— Start of EXERCISE DATA —

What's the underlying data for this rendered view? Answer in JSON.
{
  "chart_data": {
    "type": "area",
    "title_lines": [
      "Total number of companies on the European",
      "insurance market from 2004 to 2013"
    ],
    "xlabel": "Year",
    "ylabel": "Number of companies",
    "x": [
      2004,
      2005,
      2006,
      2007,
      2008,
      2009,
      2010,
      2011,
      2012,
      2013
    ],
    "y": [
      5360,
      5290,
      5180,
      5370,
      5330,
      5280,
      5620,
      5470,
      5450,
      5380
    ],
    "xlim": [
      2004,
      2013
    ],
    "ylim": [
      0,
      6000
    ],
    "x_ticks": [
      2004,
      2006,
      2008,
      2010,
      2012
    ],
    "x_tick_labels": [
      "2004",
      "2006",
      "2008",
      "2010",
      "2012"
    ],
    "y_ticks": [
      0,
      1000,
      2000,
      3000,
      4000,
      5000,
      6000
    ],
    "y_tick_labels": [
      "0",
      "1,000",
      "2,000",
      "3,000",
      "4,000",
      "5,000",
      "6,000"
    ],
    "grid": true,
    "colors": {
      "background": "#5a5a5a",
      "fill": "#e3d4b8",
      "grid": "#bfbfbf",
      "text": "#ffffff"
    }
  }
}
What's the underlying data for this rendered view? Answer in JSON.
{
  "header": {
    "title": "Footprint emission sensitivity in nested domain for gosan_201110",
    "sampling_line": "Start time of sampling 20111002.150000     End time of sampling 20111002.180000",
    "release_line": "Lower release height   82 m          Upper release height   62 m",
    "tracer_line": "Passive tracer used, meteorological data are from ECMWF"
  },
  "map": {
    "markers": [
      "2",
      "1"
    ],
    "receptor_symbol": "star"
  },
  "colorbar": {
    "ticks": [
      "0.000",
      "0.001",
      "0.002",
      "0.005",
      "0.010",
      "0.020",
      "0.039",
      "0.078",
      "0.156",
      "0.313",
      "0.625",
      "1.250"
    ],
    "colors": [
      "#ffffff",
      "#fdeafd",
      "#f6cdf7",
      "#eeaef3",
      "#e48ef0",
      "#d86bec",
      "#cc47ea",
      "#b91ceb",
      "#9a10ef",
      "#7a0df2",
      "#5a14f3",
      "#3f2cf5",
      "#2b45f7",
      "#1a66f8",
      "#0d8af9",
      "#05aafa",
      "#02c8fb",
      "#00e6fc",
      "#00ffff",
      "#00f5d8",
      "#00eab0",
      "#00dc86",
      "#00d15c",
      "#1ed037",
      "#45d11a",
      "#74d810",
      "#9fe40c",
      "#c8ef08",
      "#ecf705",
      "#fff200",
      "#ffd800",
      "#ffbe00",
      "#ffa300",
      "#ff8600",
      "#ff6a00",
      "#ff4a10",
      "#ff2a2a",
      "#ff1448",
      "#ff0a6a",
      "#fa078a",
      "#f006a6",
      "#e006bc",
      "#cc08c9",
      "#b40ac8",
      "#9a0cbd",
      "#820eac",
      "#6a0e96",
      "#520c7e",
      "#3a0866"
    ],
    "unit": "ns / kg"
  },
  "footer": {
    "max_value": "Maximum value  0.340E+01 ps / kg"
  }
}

— End of EXERCISE DATA —

§ DIRECTION
Every line in the data that holds "from" should be copied out.

§ THE COMPLETED TASK
      "insurance market from 2004 to 2013"
    "tracer_line": "Passive tracer used, meteorological data are from ECMWF"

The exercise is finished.